DIRECTIONS: Each line of the material below that holds the word "screenshot" needs to be copied.

Data records:

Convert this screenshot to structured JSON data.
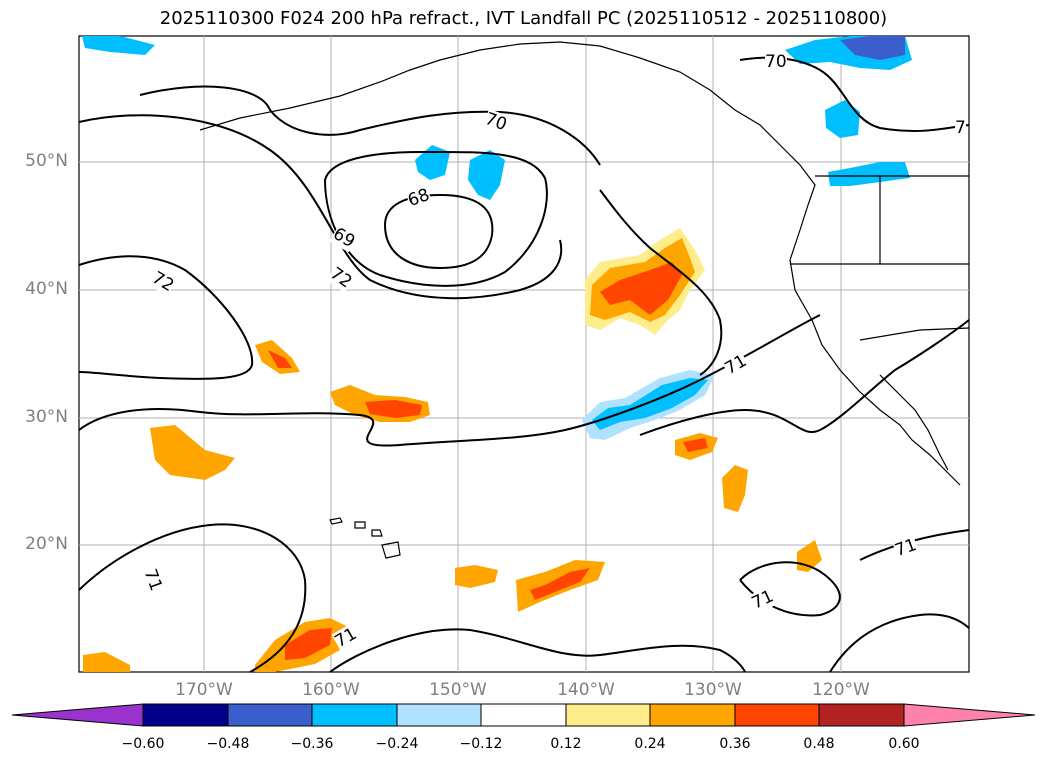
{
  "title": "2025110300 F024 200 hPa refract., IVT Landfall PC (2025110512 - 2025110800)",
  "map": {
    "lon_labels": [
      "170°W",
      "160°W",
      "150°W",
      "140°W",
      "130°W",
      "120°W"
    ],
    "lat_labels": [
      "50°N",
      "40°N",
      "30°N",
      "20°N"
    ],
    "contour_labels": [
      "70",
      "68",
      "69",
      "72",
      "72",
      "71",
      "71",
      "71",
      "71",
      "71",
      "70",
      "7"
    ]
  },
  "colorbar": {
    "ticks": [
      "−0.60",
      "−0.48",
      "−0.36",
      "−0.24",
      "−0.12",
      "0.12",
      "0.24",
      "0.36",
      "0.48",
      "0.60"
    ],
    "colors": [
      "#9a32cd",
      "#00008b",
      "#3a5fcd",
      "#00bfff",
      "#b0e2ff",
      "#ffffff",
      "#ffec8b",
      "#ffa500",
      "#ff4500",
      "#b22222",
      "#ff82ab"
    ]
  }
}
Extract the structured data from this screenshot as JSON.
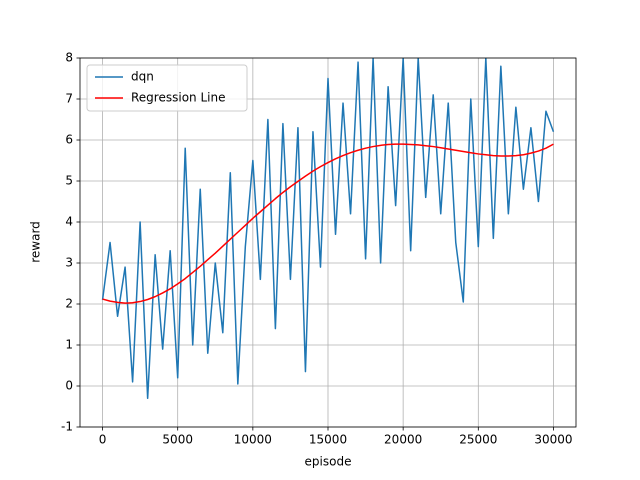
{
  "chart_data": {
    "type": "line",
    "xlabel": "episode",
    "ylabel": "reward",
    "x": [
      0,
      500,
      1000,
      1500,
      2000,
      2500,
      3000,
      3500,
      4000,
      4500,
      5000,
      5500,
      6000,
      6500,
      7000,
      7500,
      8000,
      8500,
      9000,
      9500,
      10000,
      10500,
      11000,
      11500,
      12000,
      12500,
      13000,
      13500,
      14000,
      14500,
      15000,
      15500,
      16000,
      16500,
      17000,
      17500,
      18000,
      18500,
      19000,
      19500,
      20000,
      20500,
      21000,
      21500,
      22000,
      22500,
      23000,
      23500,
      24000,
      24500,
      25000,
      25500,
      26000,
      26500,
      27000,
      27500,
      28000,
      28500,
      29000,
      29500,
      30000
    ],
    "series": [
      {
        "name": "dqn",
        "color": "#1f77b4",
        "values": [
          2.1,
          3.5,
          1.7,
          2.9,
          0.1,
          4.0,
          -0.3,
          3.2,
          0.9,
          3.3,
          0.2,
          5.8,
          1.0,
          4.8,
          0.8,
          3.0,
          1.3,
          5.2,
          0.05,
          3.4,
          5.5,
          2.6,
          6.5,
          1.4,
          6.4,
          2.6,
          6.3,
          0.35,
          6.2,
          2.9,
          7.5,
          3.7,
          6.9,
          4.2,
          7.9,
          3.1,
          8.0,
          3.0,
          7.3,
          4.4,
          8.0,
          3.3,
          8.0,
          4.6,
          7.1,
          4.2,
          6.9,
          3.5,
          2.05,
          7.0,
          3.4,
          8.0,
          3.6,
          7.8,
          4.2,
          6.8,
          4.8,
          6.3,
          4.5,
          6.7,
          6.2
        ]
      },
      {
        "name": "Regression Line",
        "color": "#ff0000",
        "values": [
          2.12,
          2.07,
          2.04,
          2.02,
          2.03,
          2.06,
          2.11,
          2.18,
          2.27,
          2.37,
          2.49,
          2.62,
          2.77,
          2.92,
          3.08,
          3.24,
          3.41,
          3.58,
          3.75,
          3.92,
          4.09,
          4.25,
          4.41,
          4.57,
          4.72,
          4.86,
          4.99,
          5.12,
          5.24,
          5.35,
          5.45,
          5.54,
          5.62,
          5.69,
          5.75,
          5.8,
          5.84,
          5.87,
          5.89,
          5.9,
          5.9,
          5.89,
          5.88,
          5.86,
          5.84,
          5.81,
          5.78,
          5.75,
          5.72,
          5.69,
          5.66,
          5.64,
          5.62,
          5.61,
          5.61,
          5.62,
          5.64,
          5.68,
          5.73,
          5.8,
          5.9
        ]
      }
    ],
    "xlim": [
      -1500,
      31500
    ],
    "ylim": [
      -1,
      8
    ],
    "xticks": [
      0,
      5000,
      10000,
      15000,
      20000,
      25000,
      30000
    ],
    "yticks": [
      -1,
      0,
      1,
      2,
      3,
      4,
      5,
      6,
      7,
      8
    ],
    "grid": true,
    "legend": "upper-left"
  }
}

WRITTEN RESPONSE:
Convert this screenshot to structured JSON data.
Extract the structured data from this screenshot as JSON.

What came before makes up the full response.